— start Dataset excerpts —

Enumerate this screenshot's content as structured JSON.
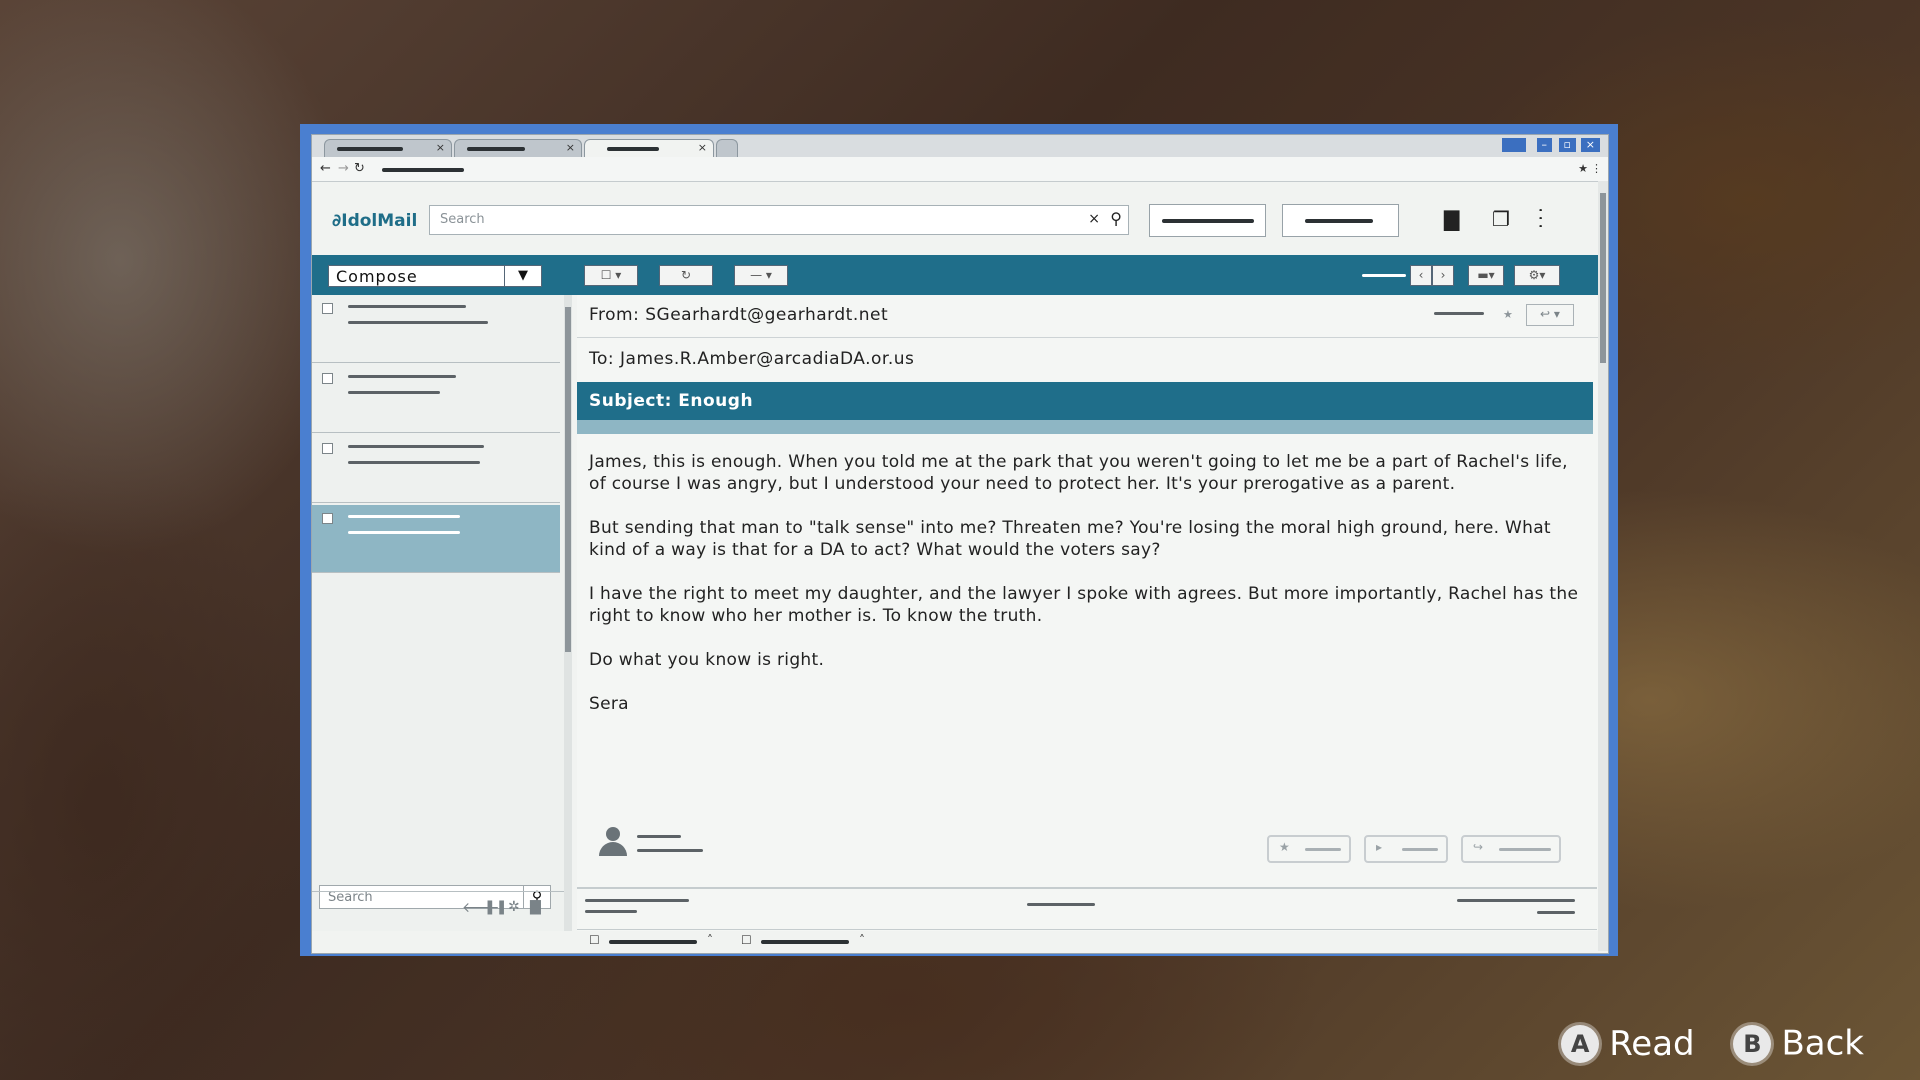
{
  "app": {
    "brand": "IdolMail",
    "search_placeholder": "Search",
    "compose_label": "Compose"
  },
  "email": {
    "from": "From: SGearhardt@gearhardt.net",
    "to": "To: James.R.Amber@arcadiaDA.or.us",
    "subject": "Subject: Enough",
    "paragraphs": [
      "James, this is enough. When you told me at the park that you weren't going to let me be a part of Rachel's life, of course I was angry, but I understood your need to protect her. It's your prerogative as a parent.",
      "But sending that man to \"talk sense\" into me? Threaten me? You're losing the moral high ground, here. What kind of a way is that for a DA to act? What would the voters say?",
      "I have the right to meet my daughter, and the lawyer I spoke with agrees. But more importantly, Rachel has the right to know who her mother is. To know the truth.",
      "Do what you know is right.",
      "Sera"
    ]
  },
  "sidebar": {
    "search_placeholder": "Search"
  },
  "prompts": {
    "a_glyph": "A",
    "a_label": "Read",
    "b_glyph": "B",
    "b_label": "Back"
  },
  "icons": {
    "close": "×",
    "search": "⚲",
    "back": "←",
    "forward": "→",
    "reload": "↻",
    "star": "★",
    "folder": "▇",
    "windows": "❐",
    "apps": "⋮⋮⋮",
    "dropdown": "▼"
  }
}
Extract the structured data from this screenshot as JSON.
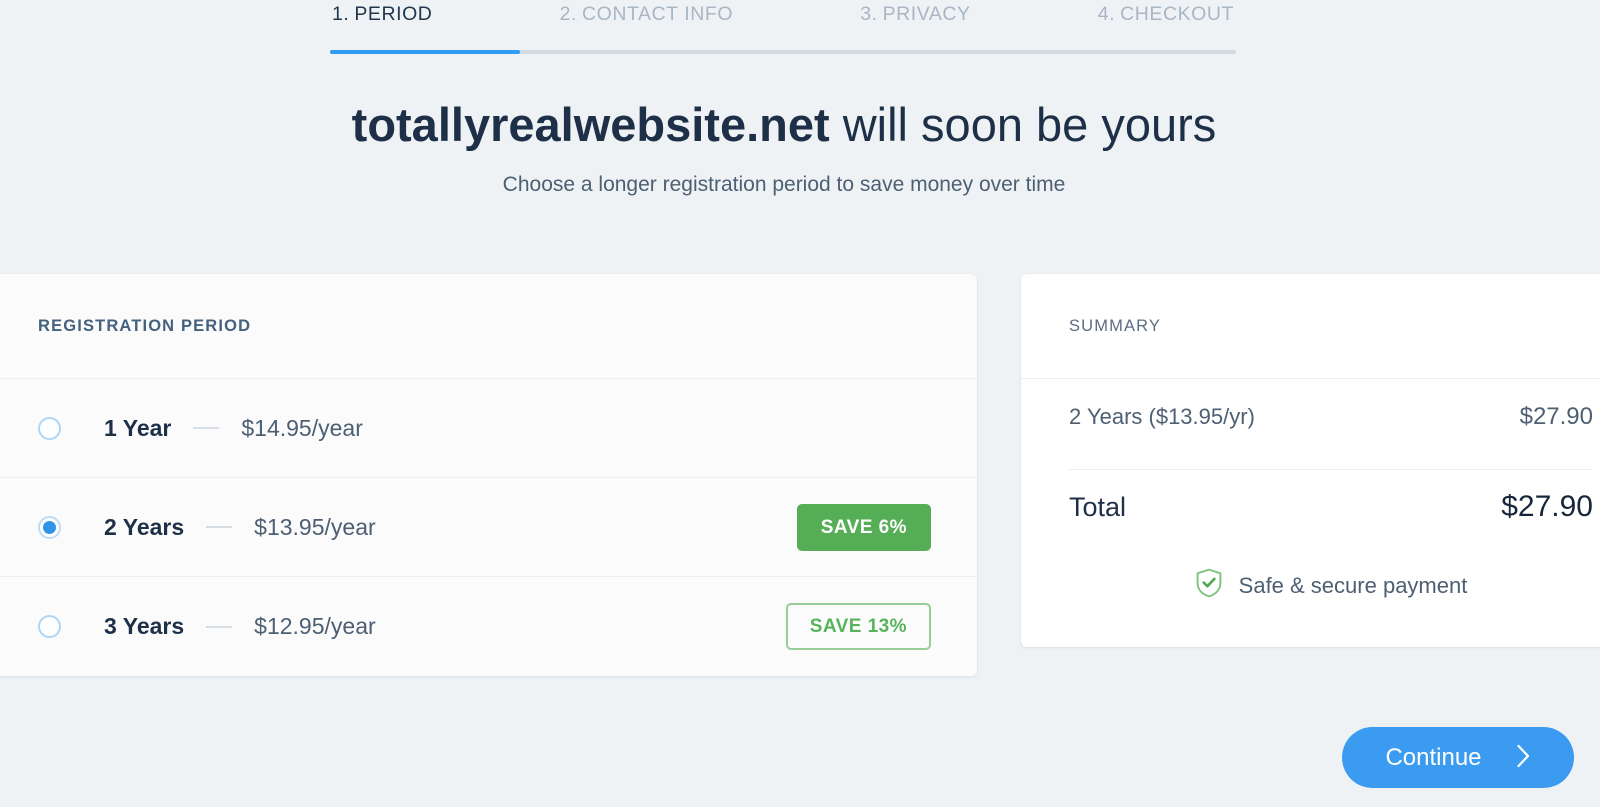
{
  "steps": {
    "items": [
      {
        "num": "1.",
        "label": "PERIOD",
        "active": true
      },
      {
        "num": "2.",
        "label": "CONTACT INFO",
        "active": false
      },
      {
        "num": "3.",
        "label": "PRIVACY",
        "active": false
      },
      {
        "num": "4.",
        "label": "CHECKOUT",
        "active": false
      }
    ],
    "progress_percent": 21,
    "active_color": "#2f9cf4",
    "track_color": "#d3dae0"
  },
  "header": {
    "domain": "totallyrealwebsite.net",
    "headline_rest": " will soon be yours",
    "subtitle": "Choose a longer registration period to save money over time"
  },
  "period_card": {
    "title": "REGISTRATION PERIOD",
    "options": [
      {
        "label": "1 Year",
        "price": "$14.95/year",
        "selected": false,
        "badge": null,
        "badge_style": null
      },
      {
        "label": "2 Years",
        "price": "$13.95/year",
        "selected": true,
        "badge": "SAVE 6%",
        "badge_style": "solid"
      },
      {
        "label": "3 Years",
        "price": "$12.95/year",
        "selected": false,
        "badge": "SAVE 13%",
        "badge_style": "outline"
      }
    ]
  },
  "summary": {
    "title": "SUMMARY",
    "line_item_label": "2 Years ($13.95/yr)",
    "line_item_value": "$27.90",
    "total_label": "Total",
    "total_value": "$27.90",
    "secure_text": "Safe & secure payment",
    "secure_icon": "shield-check-icon",
    "secure_color": "#5cb85c"
  },
  "footer": {
    "continue_label": "Continue",
    "continue_icon": "chevron-right-icon",
    "continue_color": "#3b9bf0"
  },
  "colors": {
    "page_background": "#eff2f5",
    "card_background": "#fbfbfc",
    "summary_background": "#ffffff",
    "accent_blue": "#2f93e8",
    "green_solid": "#55ad56",
    "green_outline": "#96ce97",
    "text_dark": "#1d3048",
    "text_muted": "#4c5f73",
    "text_inactive": "#a9b6c4"
  }
}
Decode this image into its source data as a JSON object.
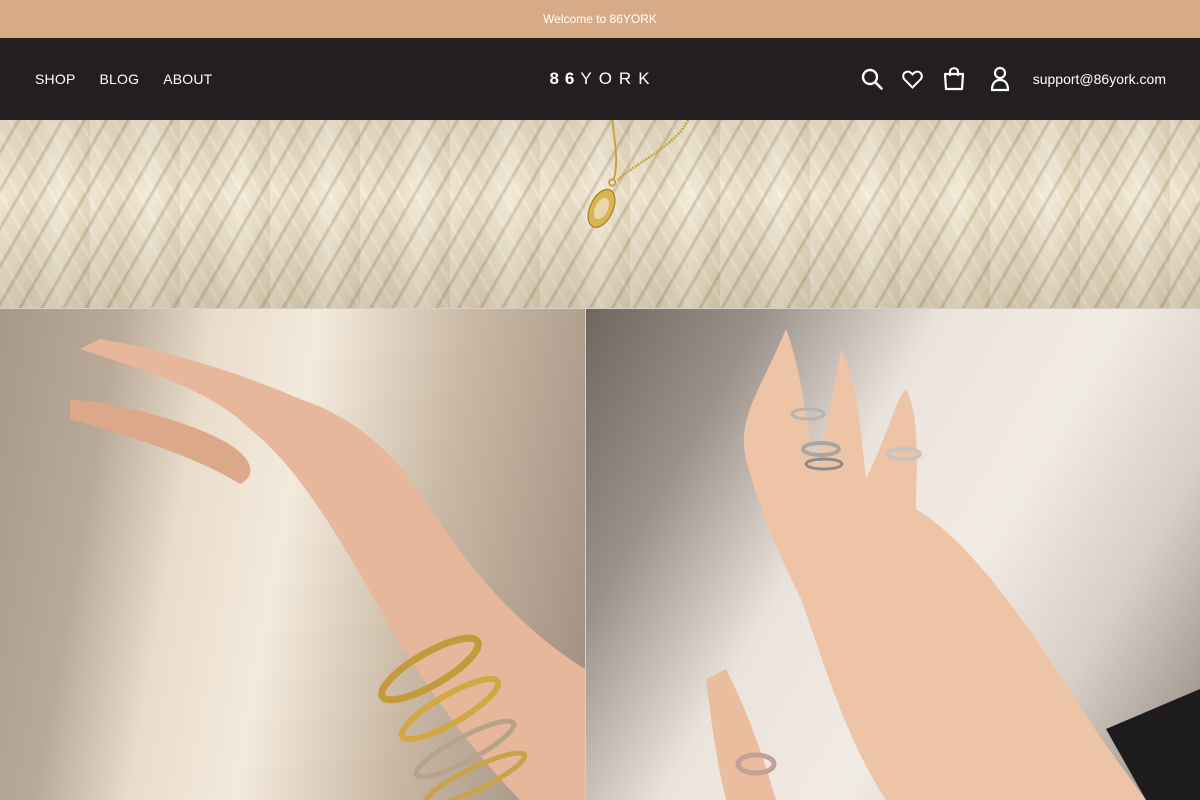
{
  "announcement": {
    "text": "Welcome to 86YORK"
  },
  "header": {
    "nav": [
      {
        "label": "SHOP"
      },
      {
        "label": "BLOG"
      },
      {
        "label": "ABOUT"
      }
    ],
    "logo": {
      "num": "86",
      "word": "YORK"
    },
    "icons": [
      "search-icon",
      "heart-icon",
      "cart-icon",
      "account-icon"
    ],
    "email": "support@86york.com"
  },
  "colors": {
    "announcement_bg": "#d7ab87",
    "header_bg": "#231f20",
    "text": "#ffffff"
  },
  "hero": {
    "top_image": "knit-sweater-pendant-necklace",
    "left_image": "hand-with-gold-bracelets",
    "right_image": "hand-with-silver-rings"
  }
}
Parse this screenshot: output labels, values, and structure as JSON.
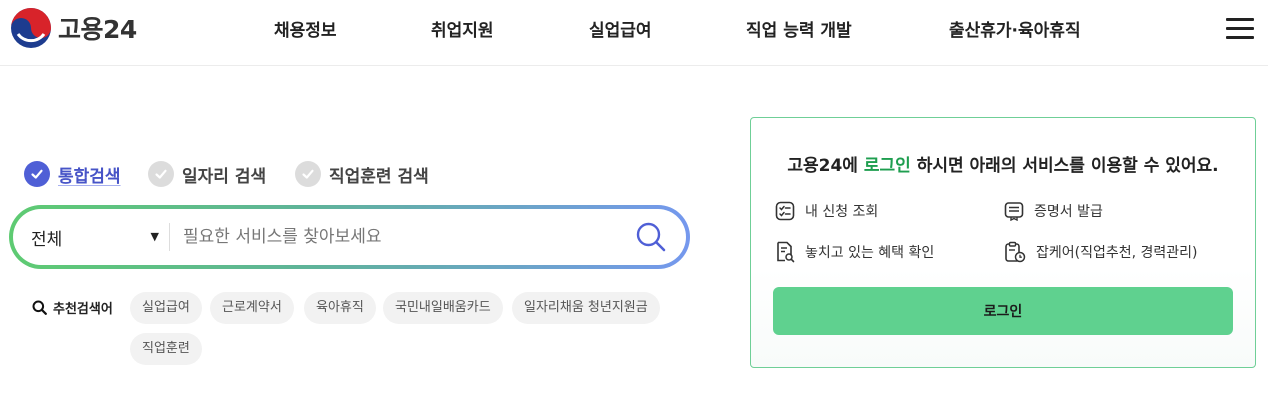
{
  "header": {
    "logo_text": "고용24",
    "nav": [
      "채용정보",
      "취업지원",
      "실업급여",
      "직업 능력 개발",
      "출산휴가·육아휴직"
    ]
  },
  "search": {
    "tabs": [
      {
        "label": "통합검색",
        "active": true
      },
      {
        "label": "일자리 검색",
        "active": false
      },
      {
        "label": "직업훈련 검색",
        "active": false
      }
    ],
    "scope_value": "전체",
    "placeholder": "필요한 서비스를 찾아보세요",
    "recommended_label": "추천검색어",
    "keywords": [
      "실업급여",
      "근로계약서",
      "육아휴직",
      "국민내일배움카드",
      "일자리채움 청년지원금",
      "직업훈련"
    ]
  },
  "login_box": {
    "title_prefix": "고용24에 ",
    "title_highlight": "로그인",
    "title_suffix": " 하시면 아래의 서비스를 이용할 수 있어요.",
    "services": [
      {
        "label": "내 신청 조회",
        "icon": "checklist-icon"
      },
      {
        "label": "증명서 발급",
        "icon": "certificate-icon"
      },
      {
        "label": "놓치고 있는 혜택 확인",
        "icon": "document-search-icon"
      },
      {
        "label": "잡케어(직업추천, 경력관리)",
        "icon": "clipboard-clock-icon"
      }
    ],
    "button_label": "로그인"
  },
  "colors": {
    "accent_blue": "#4f5fd6",
    "accent_green": "#1e9e4f",
    "login_button": "#5fd18f"
  }
}
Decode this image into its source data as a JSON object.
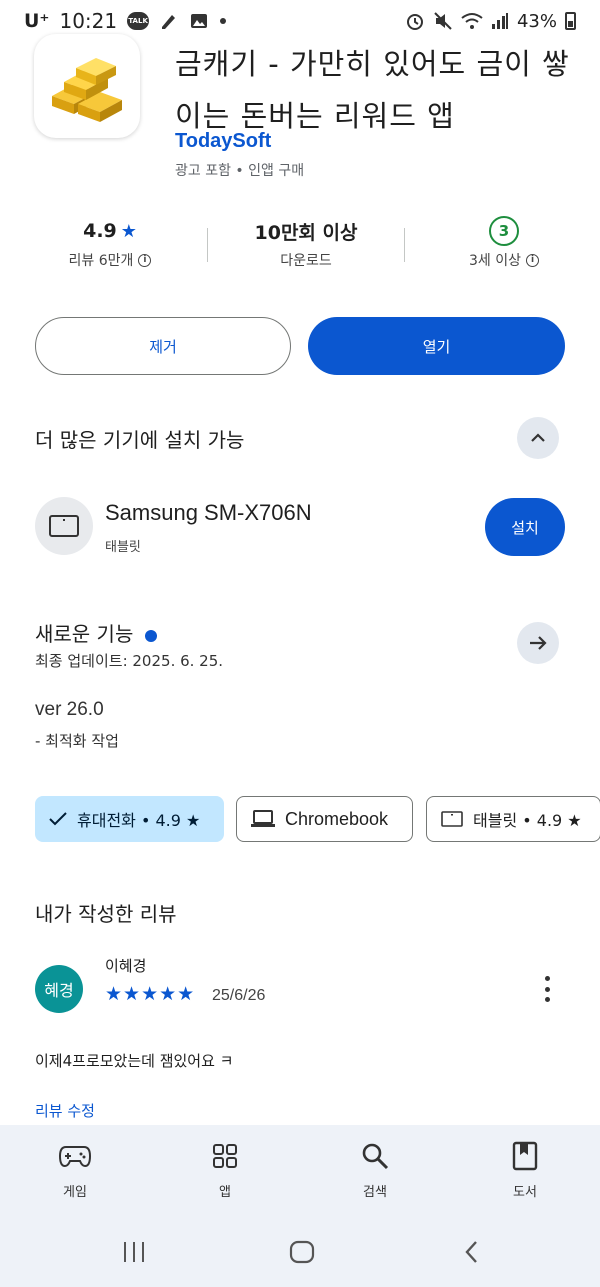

— end Dataset excerpts —

**Problem details**.
Pictures excluded, quote all the data above exactly.

**Output below**.
Enumerate this screenshot's content as structured JSON.
{
  "app": {
    "brand": "IdolMail",
    "search_placeholder": "Search",
    "compose_label": "Compose"
  },
  "email": {
    "from": "From: SGearhardt@gearhardt.net",
    "to": "To: James.R.Amber@arcadiaDA.or.us",
    "subject": "Subject: Enough",
    "paragraphs": [
      "James, this is enough. When you told me at the park that you weren't going to let me be a part of Rachel's life, of course I was angry, but I understood your need to protect her. It's your prerogative as a parent.",
      "But sending that man to \"talk sense\" into me? Threaten me? You're losing the moral high ground, here. What kind of a way is that for a DA to act? What would the voters say?",
      "I have the right to meet my daughter, and the lawyer I spoke with agrees. But more importantly, Rachel has the right to know who her mother is. To know the truth.",
      "Do what you know is right.",
      "Sera"
    ]
  },
  "sidebar": {
    "search_placeholder": "Search"
  },
  "prompts": {
    "a_glyph": "A",
    "a_label": "Read",
    "b_glyph": "B",
    "b_label": "Back"
  },
  "icons": {
    "close": "×",
    "search": "⚲",
    "back": "←",
    "forward": "→",
    "reload": "↻",
    "star": "★",
    "folder": "▇",
    "windows": "❐",
    "apps": "⋮⋮⋮",
    "dropdown": "▼"
  }
}
Extract the structured data from this screenshot as JSON.
{
  "steps": {
    "items": [
      {
        "num": "1.",
        "label": "PERIOD",
        "active": true
      },
      {
        "num": "2.",
        "label": "CONTACT INFO",
        "active": false
      },
      {
        "num": "3.",
        "label": "PRIVACY",
        "active": false
      },
      {
        "num": "4.",
        "label": "CHECKOUT",
        "active": false
      }
    ],
    "progress_percent": 21,
    "active_color": "#2f9cf4",
    "track_color": "#d3dae0"
  },
  "header": {
    "domain": "totallyrealwebsite.net",
    "headline_rest": " will soon be yours",
    "subtitle": "Choose a longer registration period to save money over time"
  },
  "period_card": {
    "title": "REGISTRATION PERIOD",
    "options": [
      {
        "label": "1 Year",
        "price": "$14.95/year",
        "selected": false,
        "badge": null,
        "badge_style": null
      },
      {
        "label": "2 Years",
        "price": "$13.95/year",
        "selected": true,
        "badge": "SAVE 6%",
        "badge_style": "solid"
      },
      {
        "label": "3 Years",
        "price": "$12.95/year",
        "selected": false,
        "badge": "SAVE 13%",
        "badge_style": "outline"
      }
    ]
  },
  "summary": {
    "title": "SUMMARY",
    "line_item_label": "2 Years ($13.95/yr)",
    "line_item_value": "$27.90",
    "total_label": "Total",
    "total_value": "$27.90",
    "secure_text": "Safe & secure payment",
    "secure_icon": "shield-check-icon",
    "secure_color": "#5cb85c"
  },
  "footer": {
    "continue_label": "Continue",
    "continue_icon": "chevron-right-icon",
    "continue_color": "#3b9bf0"
  },
  "colors": {
    "page_background": "#eff2f5",
    "card_background": "#fbfbfc",
    "summary_background": "#ffffff",
    "accent_blue": "#2f93e8",
    "green_solid": "#55ad56",
    "green_outline": "#96ce97",
    "text_dark": "#1d3048",
    "text_muted": "#4c5f73",
    "text_inactive": "#a9b6c4"
  }
}
Decode this image into its source data as a JSON object.
{
  "announcement": {
    "text": "Welcome to 86YORK"
  },
  "header": {
    "nav": [
      {
        "label": "SHOP"
      },
      {
        "label": "BLOG"
      },
      {
        "label": "ABOUT"
      }
    ],
    "logo": {
      "num": "86",
      "word": "YORK"
    },
    "icons": [
      "search-icon",
      "heart-icon",
      "cart-icon",
      "account-icon"
    ],
    "email": "support@86york.com"
  },
  "colors": {
    "announcement_bg": "#d7ab87",
    "header_bg": "#231f20",
    "text": "#ffffff"
  },
  "hero": {
    "top_image": "knit-sweater-pendant-necklace",
    "left_image": "hand-with-gold-bracelets",
    "right_image": "hand-with-silver-rings"
  }
}
Parse this screenshot: output labels, values, and structure as JSON.
{
  "header": {
    "logo_text": "고용24",
    "nav": [
      "채용정보",
      "취업지원",
      "실업급여",
      "직업 능력 개발",
      "출산휴가·육아휴직"
    ]
  },
  "search": {
    "tabs": [
      {
        "label": "통합검색",
        "active": true
      },
      {
        "label": "일자리 검색",
        "active": false
      },
      {
        "label": "직업훈련 검색",
        "active": false
      }
    ],
    "scope_value": "전체",
    "placeholder": "필요한 서비스를 찾아보세요",
    "recommended_label": "추천검색어",
    "keywords": [
      "실업급여",
      "근로계약서",
      "육아휴직",
      "국민내일배움카드",
      "일자리채움 청년지원금",
      "직업훈련"
    ]
  },
  "login_box": {
    "title_prefix": "고용24에 ",
    "title_highlight": "로그인",
    "title_suffix": " 하시면 아래의 서비스를 이용할 수 있어요.",
    "services": [
      {
        "label": "내 신청 조회",
        "icon": "checklist-icon"
      },
      {
        "label": "증명서 발급",
        "icon": "certificate-icon"
      },
      {
        "label": "놓치고 있는 혜택 확인",
        "icon": "document-search-icon"
      },
      {
        "label": "잡케어(직업추천, 경력관리)",
        "icon": "clipboard-clock-icon"
      }
    ],
    "button_label": "로그인"
  },
  "colors": {
    "accent_blue": "#4f5fd6",
    "accent_green": "#1e9e4f",
    "login_button": "#5fd18f"
  }
}
Decode this image into its source data as a JSON object.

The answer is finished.